- **EXERCISE**:
Without changing a character, return the entries, but not the images they hold.

Start AVAILABLE RECORDS

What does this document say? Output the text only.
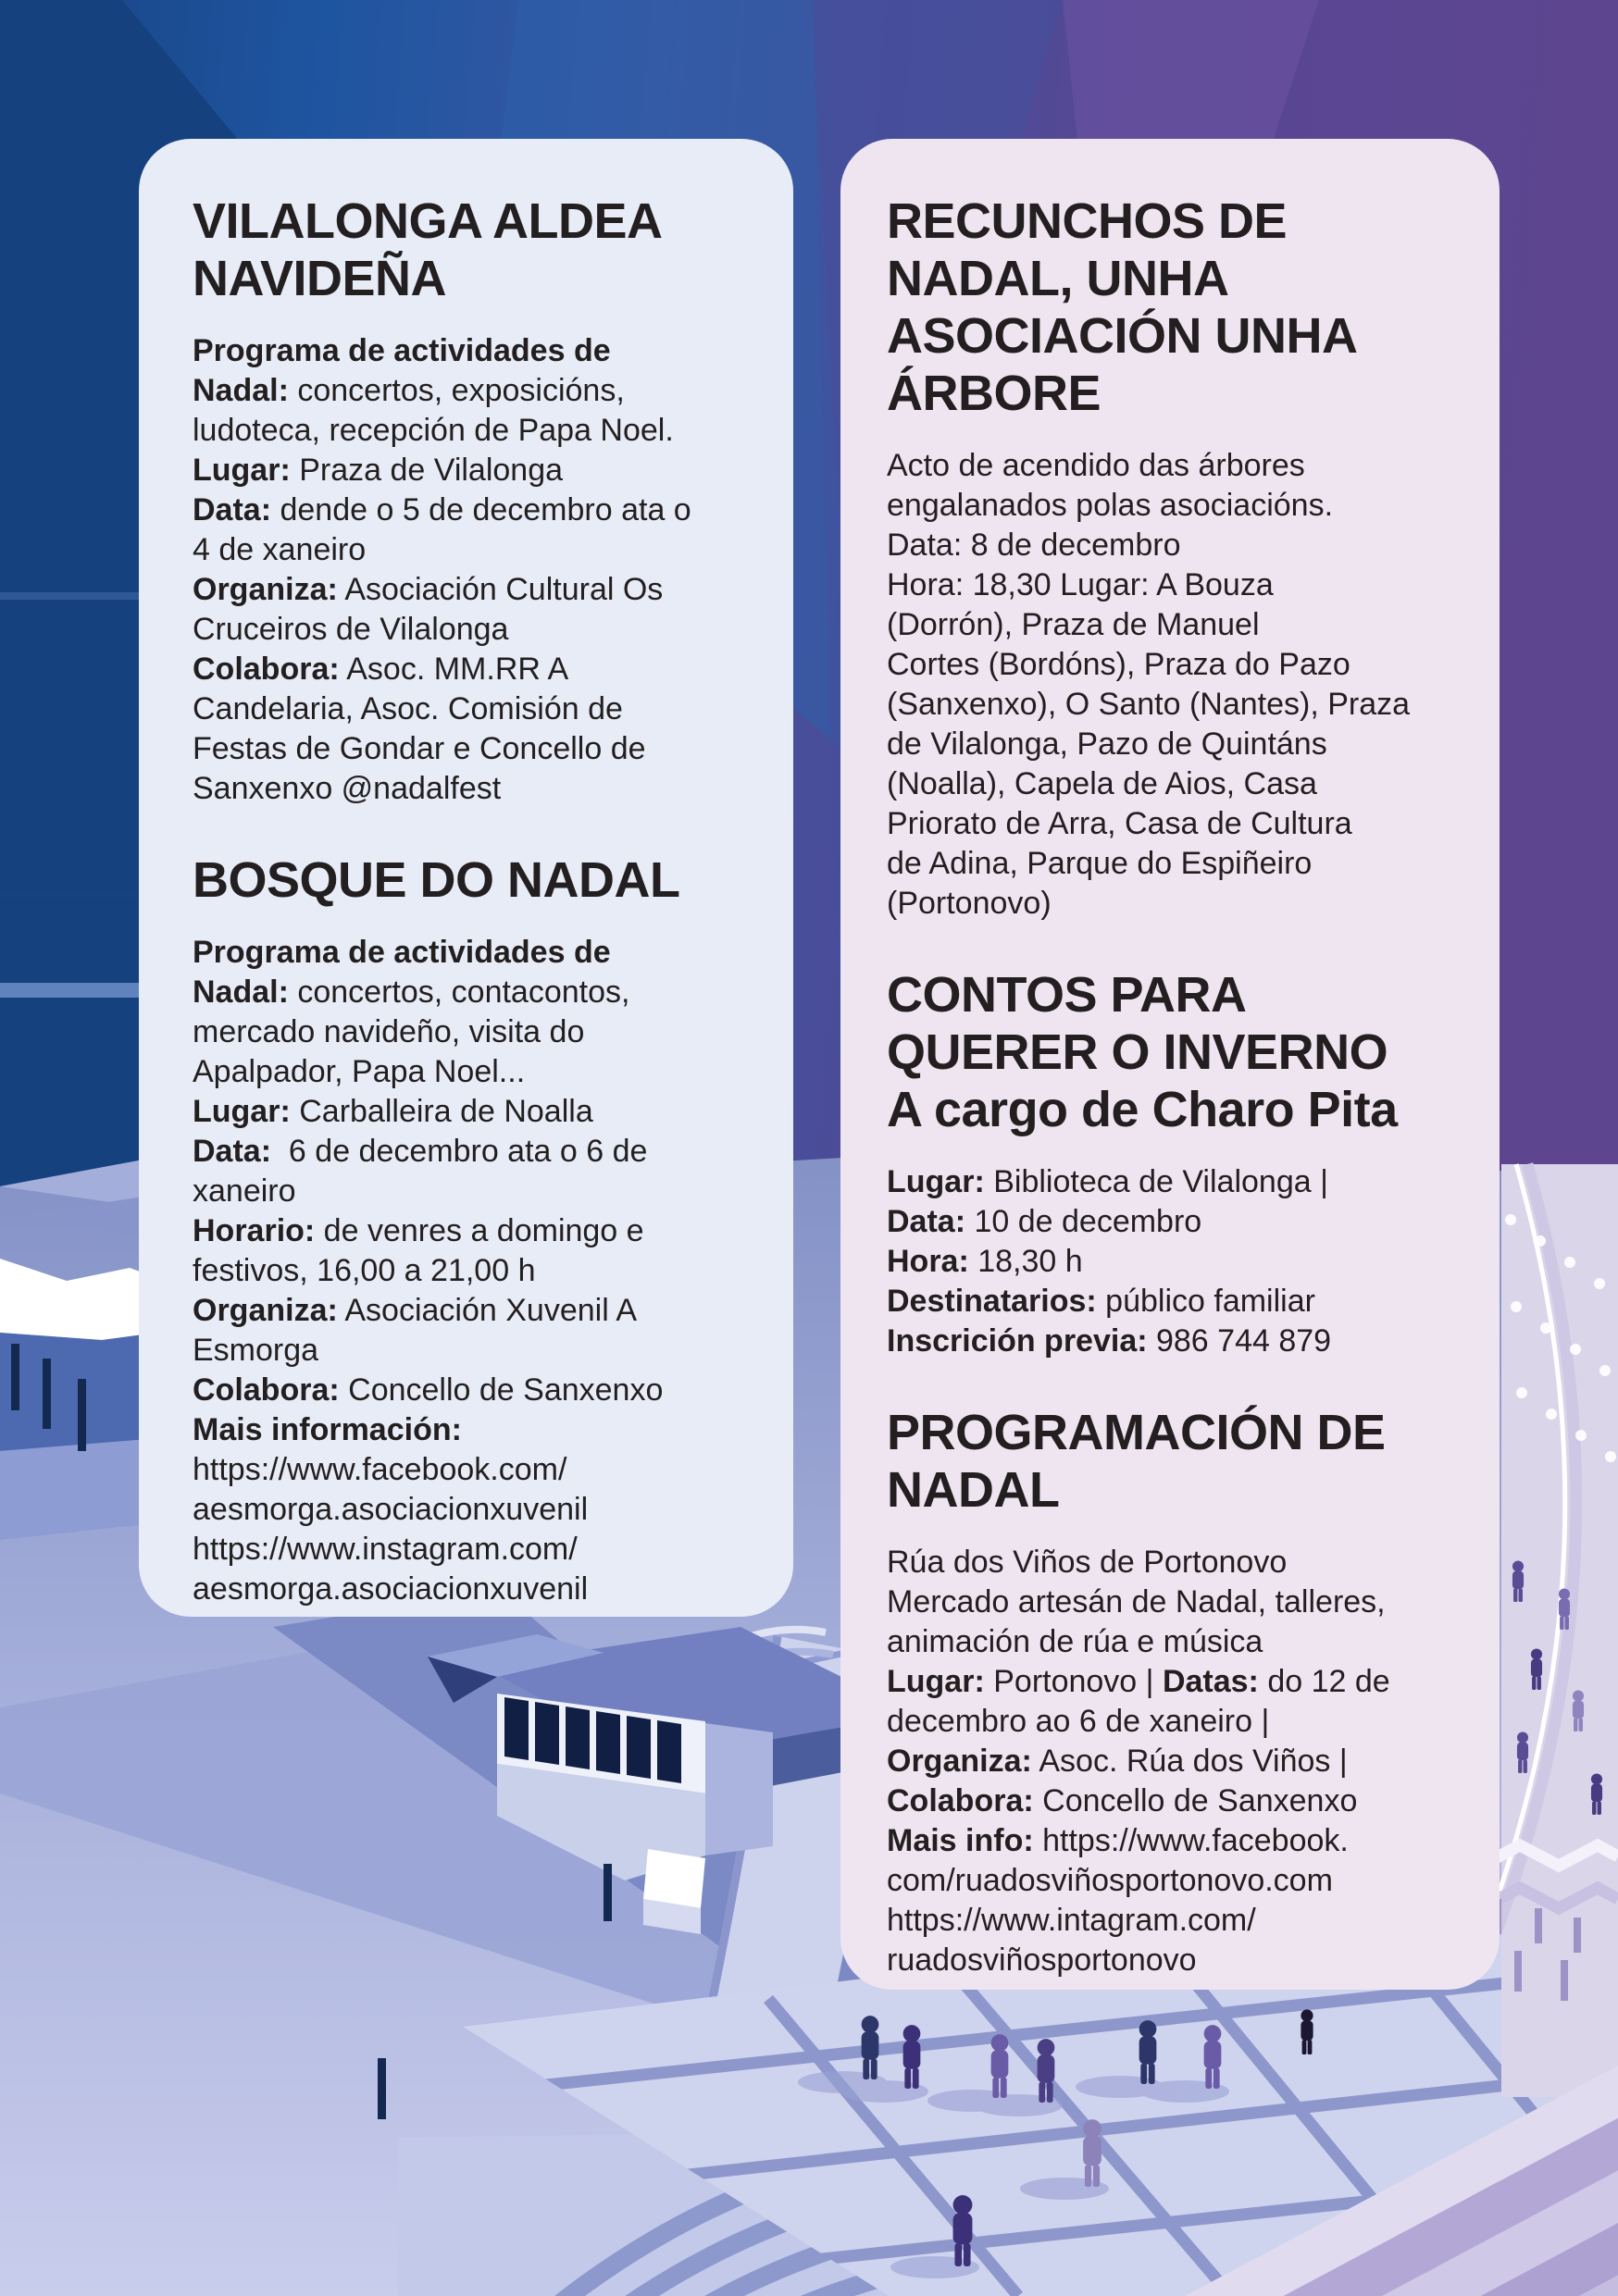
VILALONGA ALDEA NAVIDEÑA
Programa de actividades de
Nadal: concertos, exposicións,
ludoteca, recepción de Papa Noel.
Lugar: Praza de Vilalonga
Data: dende o 5 de decembro ata o
4 de xaneiro
Organiza: Asociación Cultural Os
Cruceiros de Vilalonga
Colabora: Asoc. MM.RR A
Candelaria, Asoc. Comisión de
Festas de Gondar e Concello de
Sanxenxo @nadalfest
BOSQUE DO NADAL
Programa de actividades de
Nadal: concertos, contacontos,
mercado navideño, visita do
Apalpador, Papa Noel...
Lugar: Carballeira de Noalla
Data:  6 de decembro ata o 6 de
xaneiro
Horario: de venres a domingo e
festivos, 16,00 a 21,00 h
Organiza: Asociación Xuvenil A
Esmorga
Colabora: Concello de Sanxenxo
Mais información:
https://www.facebook.com/
aesmorga.asociacionxuvenil
https://www.instagram.com/
aesmorga.asociacionxuvenil
RECUNCHOS DE NADAL, UNHA ASOCIACIÓN UNHA ÁRBORE
Acto de acendido das árbores
engalanados polas asociacións.
Data: 8 de decembro
Hora: 18,30 Lugar: A Bouza
(Dorrón), Praza de Manuel
Cortes (Bordóns), Praza do Pazo
(Sanxenxo), O Santo (Nantes), Praza
de Vilalonga, Pazo de Quintáns
(Noalla), Capela de Aios, Casa
Priorato de Arra, Casa de Cultura
de Adina, Parque do Espiñeiro
(Portonovo)
CONTOS PARA QUERER O INVERNO
A cargo de Charo Pita
Lugar: Biblioteca de Vilalonga |
Data: 10 de decembro
Hora: 18,30 h
Destinatarios: público familiar
Inscrición previa: 986 744 879
PROGRAMACIÓN DE NADAL
Rúa dos Viños de Portonovo
Mercado artesán de Nadal, talleres,
animación de rúa e música
Lugar: Portonovo | Datas: do 12 de
decembro ao 6 de xaneiro |
Organiza: Asoc. Rúa dos Viños |
Colabora: Concello de Sanxenxo
Mais info: https://www.facebook.
com/ruadosviñosportonovo.com
https://www.intagram.com/
ruadosviñosportonovo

End AVAILABLE RECORDS

- **EXERCISE SOLUTION**:
What does this document say? Output the text only.
VILALONGA ALDEA NAVIDEÑA
Programa de actividades de
Nadal: concertos, exposicións,
ludoteca, recepción de Papa Noel.
Lugar: Praza de Vilalonga
Data: dende o 5 de decembro ata o
4 de xaneiro
Organiza: Asociación Cultural Os
Cruceiros de Vilalonga
Colabora: Asoc. MM.RR A
Candelaria, Asoc. Comisión de
Festas de Gondar e Concello de
Sanxenxo @nadalfest
BOSQUE DO NADAL
Programa de actividades de
Nadal: concertos, contacontos,
mercado navideño, visita do
Apalpador, Papa Noel...
Lugar: Carballeira de Noalla
Data:  6 de decembro ata o 6 de
xaneiro
Horario: de venres a domingo e
festivos, 16,00 a 21,00 h
Organiza: Asociación Xuvenil A
Esmorga
Colabora: Concello de Sanxenxo
Mais información:
https://www.facebook.com/
aesmorga.asociacionxuvenil
https://www.instagram.com/
aesmorga.asociacionxuvenil
RECUNCHOS DE NADAL, UNHA ASOCIACIÓN UNHA ÁRBORE
Acto de acendido das árbores
engalanados polas asociacións.
Data: 8 de decembro
Hora: 18,30 Lugar: A Bouza
(Dorrón), Praza de Manuel
Cortes (Bordóns), Praza do Pazo
(Sanxenxo), O Santo (Nantes), Praza
de Vilalonga, Pazo de Quintáns
(Noalla), Capela de Aios, Casa
Priorato de Arra, Casa de Cultura
de Adina, Parque do Espiñeiro
(Portonovo)
CONTOS PARA QUERER O INVERNO
A cargo de Charo Pita
Lugar: Biblioteca de Vilalonga |
Data: 10 de decembro
Hora: 18,30 h
Destinatarios: público familiar
Inscrición previa: 986 744 879
PROGRAMACIÓN DE NADAL
Rúa dos Viños de Portonovo
Mercado artesán de Nadal, talleres,
animación de rúa e música
Lugar: Portonovo | Datas: do 12 de
decembro ao 6 de xaneiro |
Organiza: Asoc. Rúa dos Viños |
Colabora: Concello de Sanxenxo
Mais info: https://www.facebook.
com/ruadosviñosportonovo.com
https://www.intagram.com/
ruadosviñosportonovo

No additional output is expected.